■ What is required ■
Search the data for the word "证书编号" and copy every line where it occurs.
:: Items ::
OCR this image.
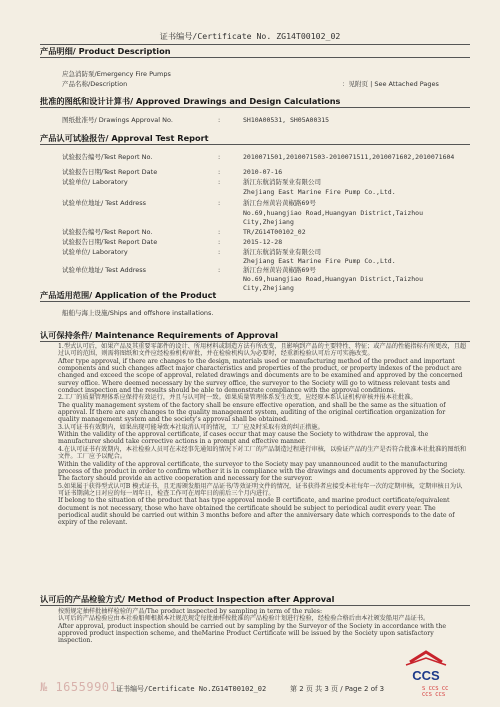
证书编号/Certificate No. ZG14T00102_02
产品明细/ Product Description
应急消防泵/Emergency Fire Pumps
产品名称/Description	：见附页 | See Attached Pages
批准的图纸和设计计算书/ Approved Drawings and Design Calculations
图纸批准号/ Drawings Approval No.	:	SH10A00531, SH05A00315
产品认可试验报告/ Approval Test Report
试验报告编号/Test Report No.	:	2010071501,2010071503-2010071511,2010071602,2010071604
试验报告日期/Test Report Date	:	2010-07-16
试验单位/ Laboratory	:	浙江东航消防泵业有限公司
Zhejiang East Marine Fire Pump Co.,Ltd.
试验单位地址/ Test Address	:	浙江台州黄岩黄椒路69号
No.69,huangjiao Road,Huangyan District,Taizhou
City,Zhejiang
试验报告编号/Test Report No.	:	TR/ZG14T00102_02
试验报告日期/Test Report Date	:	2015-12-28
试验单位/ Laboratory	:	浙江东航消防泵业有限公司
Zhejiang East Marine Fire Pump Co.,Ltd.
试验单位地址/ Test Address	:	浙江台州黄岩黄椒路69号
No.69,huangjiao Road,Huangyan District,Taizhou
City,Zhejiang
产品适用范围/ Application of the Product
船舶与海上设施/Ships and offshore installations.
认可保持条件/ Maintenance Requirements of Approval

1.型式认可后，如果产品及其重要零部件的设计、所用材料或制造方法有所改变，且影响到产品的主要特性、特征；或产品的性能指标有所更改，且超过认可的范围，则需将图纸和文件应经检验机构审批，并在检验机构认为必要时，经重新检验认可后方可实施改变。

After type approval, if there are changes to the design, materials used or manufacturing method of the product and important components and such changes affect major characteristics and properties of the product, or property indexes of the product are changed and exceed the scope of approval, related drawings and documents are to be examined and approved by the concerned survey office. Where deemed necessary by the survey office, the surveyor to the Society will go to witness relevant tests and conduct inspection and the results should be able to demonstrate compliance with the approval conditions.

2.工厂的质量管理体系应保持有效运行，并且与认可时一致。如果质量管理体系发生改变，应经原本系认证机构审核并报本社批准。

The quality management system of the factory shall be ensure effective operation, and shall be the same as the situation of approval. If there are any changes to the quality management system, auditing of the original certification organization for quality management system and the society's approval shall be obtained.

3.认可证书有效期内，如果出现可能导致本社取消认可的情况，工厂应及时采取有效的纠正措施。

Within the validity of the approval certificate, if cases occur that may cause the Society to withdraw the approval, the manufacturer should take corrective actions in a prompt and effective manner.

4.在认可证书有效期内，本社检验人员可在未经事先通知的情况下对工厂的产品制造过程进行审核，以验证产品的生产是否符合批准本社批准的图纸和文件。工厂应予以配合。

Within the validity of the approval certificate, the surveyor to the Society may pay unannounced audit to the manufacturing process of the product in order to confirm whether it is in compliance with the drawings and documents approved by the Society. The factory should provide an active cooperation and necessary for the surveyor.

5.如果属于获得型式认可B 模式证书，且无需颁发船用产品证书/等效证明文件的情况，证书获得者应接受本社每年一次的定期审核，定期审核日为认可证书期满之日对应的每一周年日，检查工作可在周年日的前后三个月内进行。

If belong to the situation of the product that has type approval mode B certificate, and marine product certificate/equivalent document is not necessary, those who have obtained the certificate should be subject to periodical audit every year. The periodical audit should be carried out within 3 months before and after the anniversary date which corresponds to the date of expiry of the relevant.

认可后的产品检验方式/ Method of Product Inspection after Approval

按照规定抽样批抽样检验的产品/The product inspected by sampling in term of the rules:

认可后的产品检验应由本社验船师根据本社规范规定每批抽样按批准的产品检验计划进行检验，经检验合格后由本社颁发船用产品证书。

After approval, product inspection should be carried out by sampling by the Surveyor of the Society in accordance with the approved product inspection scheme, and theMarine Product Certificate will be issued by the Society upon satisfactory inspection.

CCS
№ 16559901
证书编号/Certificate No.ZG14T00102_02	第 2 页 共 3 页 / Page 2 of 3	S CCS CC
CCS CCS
:::
:: Items ::
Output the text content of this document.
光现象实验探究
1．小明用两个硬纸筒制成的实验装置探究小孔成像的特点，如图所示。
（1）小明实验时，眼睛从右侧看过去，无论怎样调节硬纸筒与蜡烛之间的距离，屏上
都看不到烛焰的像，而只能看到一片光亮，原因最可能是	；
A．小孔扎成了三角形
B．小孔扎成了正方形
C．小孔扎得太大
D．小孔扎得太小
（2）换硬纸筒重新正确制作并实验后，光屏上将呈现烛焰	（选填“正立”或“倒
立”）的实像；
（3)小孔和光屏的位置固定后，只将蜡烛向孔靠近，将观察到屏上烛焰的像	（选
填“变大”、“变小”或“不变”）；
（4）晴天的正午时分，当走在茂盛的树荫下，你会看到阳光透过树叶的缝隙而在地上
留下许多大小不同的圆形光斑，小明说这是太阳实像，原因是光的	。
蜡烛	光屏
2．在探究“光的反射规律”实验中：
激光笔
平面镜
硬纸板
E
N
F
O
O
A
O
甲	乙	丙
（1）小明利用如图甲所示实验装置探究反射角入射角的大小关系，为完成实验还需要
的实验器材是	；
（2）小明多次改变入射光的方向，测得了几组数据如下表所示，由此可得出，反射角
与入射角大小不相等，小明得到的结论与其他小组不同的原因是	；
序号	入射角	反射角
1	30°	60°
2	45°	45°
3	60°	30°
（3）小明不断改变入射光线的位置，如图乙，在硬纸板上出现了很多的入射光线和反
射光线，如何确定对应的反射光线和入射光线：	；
:::
■ Task answer ■
证书编号/Certificate No. ZG14T00102_02
证书编号/Certificate No.ZG14T00102_02	第 2 页 共 3 页 / Page 2 of 3	S CCS CC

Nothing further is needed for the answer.